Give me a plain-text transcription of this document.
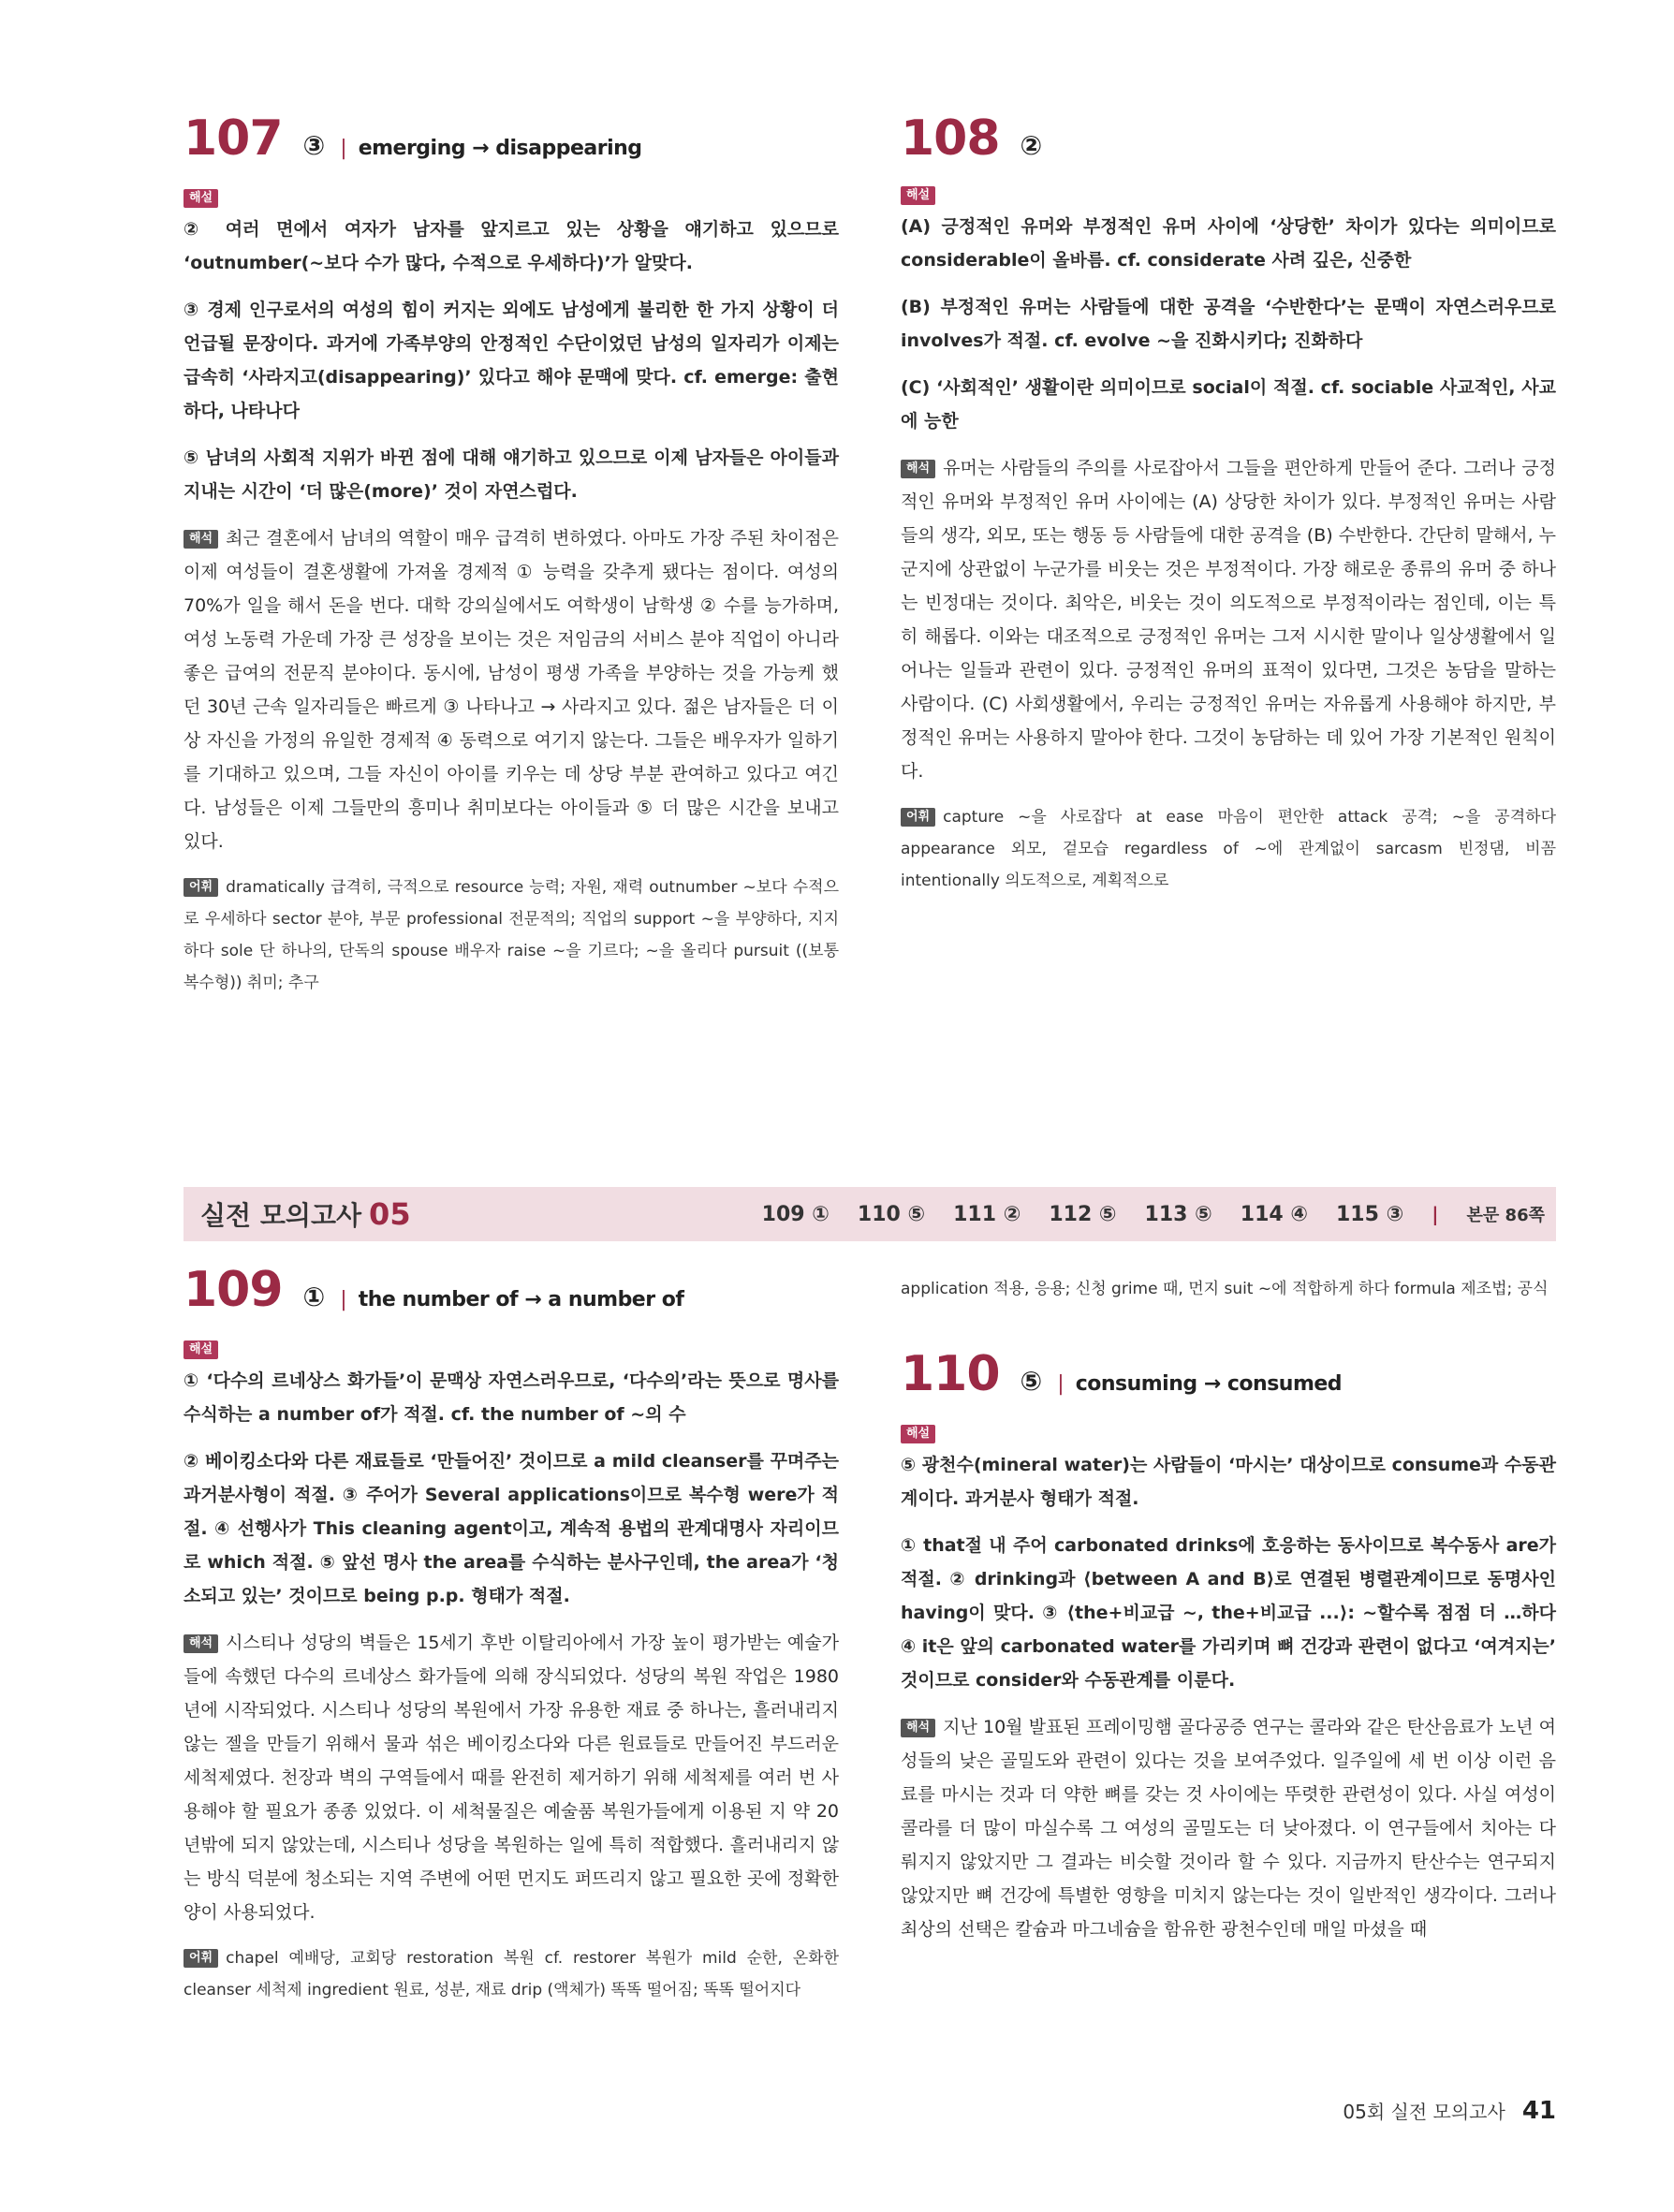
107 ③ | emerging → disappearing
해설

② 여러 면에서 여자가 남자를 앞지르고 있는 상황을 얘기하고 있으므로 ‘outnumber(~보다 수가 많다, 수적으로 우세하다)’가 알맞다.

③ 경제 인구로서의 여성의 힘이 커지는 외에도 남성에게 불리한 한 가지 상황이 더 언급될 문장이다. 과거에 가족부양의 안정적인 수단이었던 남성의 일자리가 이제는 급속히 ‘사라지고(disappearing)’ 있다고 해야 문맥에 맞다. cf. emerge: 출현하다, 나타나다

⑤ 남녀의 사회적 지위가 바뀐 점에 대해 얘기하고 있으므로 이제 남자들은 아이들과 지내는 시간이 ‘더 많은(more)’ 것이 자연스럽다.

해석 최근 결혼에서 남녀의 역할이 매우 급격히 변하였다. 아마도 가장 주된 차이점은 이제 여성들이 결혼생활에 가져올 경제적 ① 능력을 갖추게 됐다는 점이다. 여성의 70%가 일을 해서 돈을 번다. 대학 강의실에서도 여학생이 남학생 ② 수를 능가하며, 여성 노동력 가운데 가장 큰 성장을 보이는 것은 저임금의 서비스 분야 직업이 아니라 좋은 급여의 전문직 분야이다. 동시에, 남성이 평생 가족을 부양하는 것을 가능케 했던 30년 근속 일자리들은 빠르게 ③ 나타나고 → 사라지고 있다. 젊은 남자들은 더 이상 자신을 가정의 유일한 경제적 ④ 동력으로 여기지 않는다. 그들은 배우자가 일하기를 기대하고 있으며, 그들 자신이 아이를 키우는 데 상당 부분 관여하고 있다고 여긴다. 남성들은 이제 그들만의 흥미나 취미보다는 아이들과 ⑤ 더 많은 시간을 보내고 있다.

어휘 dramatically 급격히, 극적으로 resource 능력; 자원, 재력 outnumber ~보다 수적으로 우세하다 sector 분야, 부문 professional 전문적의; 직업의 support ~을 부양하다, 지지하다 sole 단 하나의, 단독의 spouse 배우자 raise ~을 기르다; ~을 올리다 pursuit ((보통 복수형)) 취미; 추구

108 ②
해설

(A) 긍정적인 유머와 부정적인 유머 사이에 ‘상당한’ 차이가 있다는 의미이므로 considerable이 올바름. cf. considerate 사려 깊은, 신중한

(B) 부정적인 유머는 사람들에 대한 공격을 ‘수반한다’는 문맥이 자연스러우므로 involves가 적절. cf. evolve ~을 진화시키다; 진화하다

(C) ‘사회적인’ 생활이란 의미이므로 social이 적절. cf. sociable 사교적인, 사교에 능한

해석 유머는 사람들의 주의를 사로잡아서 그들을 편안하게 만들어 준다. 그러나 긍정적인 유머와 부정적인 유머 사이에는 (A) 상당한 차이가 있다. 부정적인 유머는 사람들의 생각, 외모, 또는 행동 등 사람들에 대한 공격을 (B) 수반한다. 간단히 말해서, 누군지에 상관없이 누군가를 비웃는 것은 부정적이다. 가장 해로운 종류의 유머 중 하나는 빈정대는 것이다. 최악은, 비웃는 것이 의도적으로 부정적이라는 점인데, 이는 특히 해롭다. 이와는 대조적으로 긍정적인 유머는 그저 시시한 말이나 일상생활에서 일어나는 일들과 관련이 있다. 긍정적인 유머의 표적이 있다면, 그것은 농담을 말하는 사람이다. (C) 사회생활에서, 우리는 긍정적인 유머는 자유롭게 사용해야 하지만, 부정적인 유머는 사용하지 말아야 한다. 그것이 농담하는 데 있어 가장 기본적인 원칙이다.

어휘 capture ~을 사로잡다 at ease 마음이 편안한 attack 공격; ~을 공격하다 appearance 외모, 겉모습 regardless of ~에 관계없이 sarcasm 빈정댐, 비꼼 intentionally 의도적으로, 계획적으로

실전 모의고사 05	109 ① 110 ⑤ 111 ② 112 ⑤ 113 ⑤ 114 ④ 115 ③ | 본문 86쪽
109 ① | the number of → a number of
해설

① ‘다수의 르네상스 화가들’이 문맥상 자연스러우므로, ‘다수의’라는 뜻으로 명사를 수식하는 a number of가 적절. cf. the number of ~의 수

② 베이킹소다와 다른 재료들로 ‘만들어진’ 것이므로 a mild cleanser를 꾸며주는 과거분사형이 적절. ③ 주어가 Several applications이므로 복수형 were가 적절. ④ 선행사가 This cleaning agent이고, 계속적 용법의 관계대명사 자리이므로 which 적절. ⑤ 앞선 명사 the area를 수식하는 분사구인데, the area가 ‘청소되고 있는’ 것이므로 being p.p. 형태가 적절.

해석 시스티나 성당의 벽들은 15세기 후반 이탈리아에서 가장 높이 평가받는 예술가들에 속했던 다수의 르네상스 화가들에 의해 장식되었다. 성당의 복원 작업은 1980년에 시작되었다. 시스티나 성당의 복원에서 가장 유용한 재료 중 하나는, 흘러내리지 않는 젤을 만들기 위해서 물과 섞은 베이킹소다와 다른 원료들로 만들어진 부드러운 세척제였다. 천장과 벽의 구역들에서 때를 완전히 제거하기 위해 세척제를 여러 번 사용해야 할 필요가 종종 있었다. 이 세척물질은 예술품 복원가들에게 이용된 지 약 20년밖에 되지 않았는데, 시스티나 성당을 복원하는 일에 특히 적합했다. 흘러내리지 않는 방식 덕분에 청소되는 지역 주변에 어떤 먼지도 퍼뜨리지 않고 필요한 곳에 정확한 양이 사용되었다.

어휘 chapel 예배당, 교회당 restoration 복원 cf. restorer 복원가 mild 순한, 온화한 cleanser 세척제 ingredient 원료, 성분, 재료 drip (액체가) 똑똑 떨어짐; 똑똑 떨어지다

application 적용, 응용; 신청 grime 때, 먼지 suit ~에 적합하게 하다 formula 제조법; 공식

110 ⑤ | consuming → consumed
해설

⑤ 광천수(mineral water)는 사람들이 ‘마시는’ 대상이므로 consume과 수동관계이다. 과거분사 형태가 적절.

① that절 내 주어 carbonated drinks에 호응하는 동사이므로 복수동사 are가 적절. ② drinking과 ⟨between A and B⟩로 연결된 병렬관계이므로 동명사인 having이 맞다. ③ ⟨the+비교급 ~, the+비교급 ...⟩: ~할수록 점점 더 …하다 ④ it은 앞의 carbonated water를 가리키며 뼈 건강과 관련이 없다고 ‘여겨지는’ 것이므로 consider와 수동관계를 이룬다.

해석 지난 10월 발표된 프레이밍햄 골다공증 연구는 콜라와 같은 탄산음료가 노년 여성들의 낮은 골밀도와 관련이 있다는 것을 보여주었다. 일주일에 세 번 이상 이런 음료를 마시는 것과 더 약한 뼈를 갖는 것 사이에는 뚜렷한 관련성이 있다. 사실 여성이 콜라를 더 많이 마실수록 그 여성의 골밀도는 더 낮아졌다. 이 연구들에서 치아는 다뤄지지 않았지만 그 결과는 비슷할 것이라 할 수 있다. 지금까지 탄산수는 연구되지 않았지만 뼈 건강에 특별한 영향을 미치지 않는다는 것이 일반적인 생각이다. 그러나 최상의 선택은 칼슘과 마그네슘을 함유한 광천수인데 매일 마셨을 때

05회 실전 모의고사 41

================================

| What to do |
Reproduce the whole listing above word for word, but not its pictures.

| Correct answer |
Give me a plain-text transcription of this document.
107 ③ | emerging → disappearing
해설

② 여러 면에서 여자가 남자를 앞지르고 있는 상황을 얘기하고 있으므로 ‘outnumber(~보다 수가 많다, 수적으로 우세하다)’가 알맞다.

③ 경제 인구로서의 여성의 힘이 커지는 외에도 남성에게 불리한 한 가지 상황이 더 언급될 문장이다. 과거에 가족부양의 안정적인 수단이었던 남성의 일자리가 이제는 급속히 ‘사라지고(disappearing)’ 있다고 해야 문맥에 맞다. cf. emerge: 출현하다, 나타나다

⑤ 남녀의 사회적 지위가 바뀐 점에 대해 얘기하고 있으므로 이제 남자들은 아이들과 지내는 시간이 ‘더 많은(more)’ 것이 자연스럽다.

해석 최근 결혼에서 남녀의 역할이 매우 급격히 변하였다. 아마도 가장 주된 차이점은 이제 여성들이 결혼생활에 가져올 경제적 ① 능력을 갖추게 됐다는 점이다. 여성의 70%가 일을 해서 돈을 번다. 대학 강의실에서도 여학생이 남학생 ② 수를 능가하며, 여성 노동력 가운데 가장 큰 성장을 보이는 것은 저임금의 서비스 분야 직업이 아니라 좋은 급여의 전문직 분야이다. 동시에, 남성이 평생 가족을 부양하는 것을 가능케 했던 30년 근속 일자리들은 빠르게 ③ 나타나고 → 사라지고 있다. 젊은 남자들은 더 이상 자신을 가정의 유일한 경제적 ④ 동력으로 여기지 않는다. 그들은 배우자가 일하기를 기대하고 있으며, 그들 자신이 아이를 키우는 데 상당 부분 관여하고 있다고 여긴다. 남성들은 이제 그들만의 흥미나 취미보다는 아이들과 ⑤ 더 많은 시간을 보내고 있다.

어휘 dramatically 급격히, 극적으로 resource 능력; 자원, 재력 outnumber ~보다 수적으로 우세하다 sector 분야, 부문 professional 전문적의; 직업의 support ~을 부양하다, 지지하다 sole 단 하나의, 단독의 spouse 배우자 raise ~을 기르다; ~을 올리다 pursuit ((보통 복수형)) 취미; 추구

108 ②
해설

(A) 긍정적인 유머와 부정적인 유머 사이에 ‘상당한’ 차이가 있다는 의미이므로 considerable이 올바름. cf. considerate 사려 깊은, 신중한

(B) 부정적인 유머는 사람들에 대한 공격을 ‘수반한다’는 문맥이 자연스러우므로 involves가 적절. cf. evolve ~을 진화시키다; 진화하다

(C) ‘사회적인’ 생활이란 의미이므로 social이 적절. cf. sociable 사교적인, 사교에 능한

해석 유머는 사람들의 주의를 사로잡아서 그들을 편안하게 만들어 준다. 그러나 긍정적인 유머와 부정적인 유머 사이에는 (A) 상당한 차이가 있다. 부정적인 유머는 사람들의 생각, 외모, 또는 행동 등 사람들에 대한 공격을 (B) 수반한다. 간단히 말해서, 누군지에 상관없이 누군가를 비웃는 것은 부정적이다. 가장 해로운 종류의 유머 중 하나는 빈정대는 것이다. 최악은, 비웃는 것이 의도적으로 부정적이라는 점인데, 이는 특히 해롭다. 이와는 대조적으로 긍정적인 유머는 그저 시시한 말이나 일상생활에서 일어나는 일들과 관련이 있다. 긍정적인 유머의 표적이 있다면, 그것은 농담을 말하는 사람이다. (C) 사회생활에서, 우리는 긍정적인 유머는 자유롭게 사용해야 하지만, 부정적인 유머는 사용하지 말아야 한다. 그것이 농담하는 데 있어 가장 기본적인 원칙이다.

어휘 capture ~을 사로잡다 at ease 마음이 편안한 attack 공격; ~을 공격하다 appearance 외모, 겉모습 regardless of ~에 관계없이 sarcasm 빈정댐, 비꼼 intentionally 의도적으로, 계획적으로

실전 모의고사 05	109 ① 110 ⑤ 111 ② 112 ⑤ 113 ⑤ 114 ④ 115 ③ | 본문 86쪽
109 ① | the number of → a number of
해설

① ‘다수의 르네상스 화가들’이 문맥상 자연스러우므로, ‘다수의’라는 뜻으로 명사를 수식하는 a number of가 적절. cf. the number of ~의 수

② 베이킹소다와 다른 재료들로 ‘만들어진’ 것이므로 a mild cleanser를 꾸며주는 과거분사형이 적절. ③ 주어가 Several applications이므로 복수형 were가 적절. ④ 선행사가 This cleaning agent이고, 계속적 용법의 관계대명사 자리이므로 which 적절. ⑤ 앞선 명사 the area를 수식하는 분사구인데, the area가 ‘청소되고 있는’ 것이므로 being p.p. 형태가 적절.

해석 시스티나 성당의 벽들은 15세기 후반 이탈리아에서 가장 높이 평가받는 예술가들에 속했던 다수의 르네상스 화가들에 의해 장식되었다. 성당의 복원 작업은 1980년에 시작되었다. 시스티나 성당의 복원에서 가장 유용한 재료 중 하나는, 흘러내리지 않는 젤을 만들기 위해서 물과 섞은 베이킹소다와 다른 원료들로 만들어진 부드러운 세척제였다. 천장과 벽의 구역들에서 때를 완전히 제거하기 위해 세척제를 여러 번 사용해야 할 필요가 종종 있었다. 이 세척물질은 예술품 복원가들에게 이용된 지 약 20년밖에 되지 않았는데, 시스티나 성당을 복원하는 일에 특히 적합했다. 흘러내리지 않는 방식 덕분에 청소되는 지역 주변에 어떤 먼지도 퍼뜨리지 않고 필요한 곳에 정확한 양이 사용되었다.

어휘 chapel 예배당, 교회당 restoration 복원 cf. restorer 복원가 mild 순한, 온화한 cleanser 세척제 ingredient 원료, 성분, 재료 drip (액체가) 똑똑 떨어짐; 똑똑 떨어지다

application 적용, 응용; 신청 grime 때, 먼지 suit ~에 적합하게 하다 formula 제조법; 공식

110 ⑤ | consuming → consumed
해설

⑤ 광천수(mineral water)는 사람들이 ‘마시는’ 대상이므로 consume과 수동관계이다. 과거분사 형태가 적절.

① that절 내 주어 carbonated drinks에 호응하는 동사이므로 복수동사 are가 적절. ② drinking과 ⟨between A and B⟩로 연결된 병렬관계이므로 동명사인 having이 맞다. ③ ⟨the+비교급 ~, the+비교급 ...⟩: ~할수록 점점 더 …하다 ④ it은 앞의 carbonated water를 가리키며 뼈 건강과 관련이 없다고 ‘여겨지는’ 것이므로 consider와 수동관계를 이룬다.

해석 지난 10월 발표된 프레이밍햄 골다공증 연구는 콜라와 같은 탄산음료가 노년 여성들의 낮은 골밀도와 관련이 있다는 것을 보여주었다. 일주일에 세 번 이상 이런 음료를 마시는 것과 더 약한 뼈를 갖는 것 사이에는 뚜렷한 관련성이 있다. 사실 여성이 콜라를 더 많이 마실수록 그 여성의 골밀도는 더 낮아졌다. 이 연구들에서 치아는 다뤄지지 않았지만 그 결과는 비슷할 것이라 할 수 있다. 지금까지 탄산수는 연구되지 않았지만 뼈 건강에 특별한 영향을 미치지 않는다는 것이 일반적인 생각이다. 그러나 최상의 선택은 칼슘과 마그네슘을 함유한 광천수인데 매일 마셨을 때

05회 실전 모의고사 41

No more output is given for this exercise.